### Task to complete
Below is a set of records; print all of them exactly as written.

################

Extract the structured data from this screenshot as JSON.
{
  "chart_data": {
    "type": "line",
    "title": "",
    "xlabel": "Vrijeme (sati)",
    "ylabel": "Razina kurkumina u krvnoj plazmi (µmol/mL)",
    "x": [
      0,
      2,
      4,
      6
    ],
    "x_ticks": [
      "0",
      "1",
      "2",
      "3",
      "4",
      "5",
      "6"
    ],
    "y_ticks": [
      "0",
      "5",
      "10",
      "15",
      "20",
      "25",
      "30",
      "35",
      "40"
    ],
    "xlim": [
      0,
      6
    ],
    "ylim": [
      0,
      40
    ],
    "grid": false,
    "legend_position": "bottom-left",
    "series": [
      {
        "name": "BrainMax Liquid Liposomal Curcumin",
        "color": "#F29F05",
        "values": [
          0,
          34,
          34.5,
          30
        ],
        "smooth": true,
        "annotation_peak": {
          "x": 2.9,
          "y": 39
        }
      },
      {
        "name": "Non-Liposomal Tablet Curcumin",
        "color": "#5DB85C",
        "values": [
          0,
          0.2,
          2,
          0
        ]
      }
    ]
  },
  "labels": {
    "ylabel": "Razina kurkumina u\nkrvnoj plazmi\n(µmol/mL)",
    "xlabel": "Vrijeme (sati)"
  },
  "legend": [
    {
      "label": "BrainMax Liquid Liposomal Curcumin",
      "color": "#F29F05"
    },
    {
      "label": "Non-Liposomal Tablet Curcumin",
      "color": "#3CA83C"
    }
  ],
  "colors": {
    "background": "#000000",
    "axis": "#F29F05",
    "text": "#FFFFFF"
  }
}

################

### Solution to this problem
Extract the structured data from this screenshot as JSON.
{
  "chart_data": {
    "type": "line",
    "title": "",
    "xlabel": "Vrijeme (sati)",
    "ylabel": "Razina kurkumina u krvnoj plazmi (µmol/mL)",
    "x": [
      0,
      2,
      4,
      6
    ],
    "x_ticks": [
      "0",
      "1",
      "2",
      "3",
      "4",
      "5",
      "6"
    ],
    "y_ticks": [
      "0",
      "5",
      "10",
      "15",
      "20",
      "25",
      "30",
      "35",
      "40"
    ],
    "xlim": [
      0,
      6
    ],
    "ylim": [
      0,
      40
    ],
    "grid": false,
    "legend_position": "bottom-left",
    "series": [
      {
        "name": "BrainMax Liquid Liposomal Curcumin",
        "color": "#F29F05",
        "values": [
          0,
          34,
          34.5,
          30
        ],
        "smooth": true,
        "annotation_peak": {
          "x": 2.9,
          "y": 39
        }
      },
      {
        "name": "Non-Liposomal Tablet Curcumin",
        "color": "#5DB85C",
        "values": [
          0,
          0.2,
          2,
          0
        ]
      }
    ]
  },
  "labels": {
    "ylabel": "Razina kurkumina u\nkrvnoj plazmi\n(µmol/mL)",
    "xlabel": "Vrijeme (sati)"
  },
  "legend": [
    {
      "label": "BrainMax Liquid Liposomal Curcumin",
      "color": "#F29F05"
    },
    {
      "label": "Non-Liposomal Tablet Curcumin",
      "color": "#3CA83C"
    }
  ],
  "colors": {
    "background": "#000000",
    "axis": "#F29F05",
    "text": "#FFFFFF"
  }
}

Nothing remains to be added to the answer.